== What is expected ==
The records below are split into lines. How many of those lines contain the string "they"? Reply with the number only.

Stored data entries
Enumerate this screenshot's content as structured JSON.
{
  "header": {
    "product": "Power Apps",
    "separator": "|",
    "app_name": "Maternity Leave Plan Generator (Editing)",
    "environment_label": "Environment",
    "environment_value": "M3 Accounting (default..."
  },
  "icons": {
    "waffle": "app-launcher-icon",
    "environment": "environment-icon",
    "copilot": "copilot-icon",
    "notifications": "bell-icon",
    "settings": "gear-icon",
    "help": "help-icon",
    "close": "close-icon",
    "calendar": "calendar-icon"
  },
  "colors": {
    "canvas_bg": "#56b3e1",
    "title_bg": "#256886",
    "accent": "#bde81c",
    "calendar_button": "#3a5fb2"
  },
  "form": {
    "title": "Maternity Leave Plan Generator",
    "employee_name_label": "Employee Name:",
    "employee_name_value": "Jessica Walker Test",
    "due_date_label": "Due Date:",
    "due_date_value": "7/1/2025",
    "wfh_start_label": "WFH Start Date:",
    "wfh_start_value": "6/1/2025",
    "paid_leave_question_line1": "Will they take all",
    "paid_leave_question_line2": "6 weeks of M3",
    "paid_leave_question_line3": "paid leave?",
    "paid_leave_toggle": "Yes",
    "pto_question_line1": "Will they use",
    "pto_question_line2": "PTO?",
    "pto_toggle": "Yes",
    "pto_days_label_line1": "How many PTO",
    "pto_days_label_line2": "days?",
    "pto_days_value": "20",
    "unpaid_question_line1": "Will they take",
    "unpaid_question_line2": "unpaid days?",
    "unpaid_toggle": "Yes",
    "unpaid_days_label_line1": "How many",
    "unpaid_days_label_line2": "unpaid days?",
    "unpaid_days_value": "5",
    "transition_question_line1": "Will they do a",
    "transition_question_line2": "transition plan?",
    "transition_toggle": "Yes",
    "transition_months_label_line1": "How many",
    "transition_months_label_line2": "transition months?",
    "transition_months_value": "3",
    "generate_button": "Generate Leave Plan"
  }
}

== Response to the task ==
4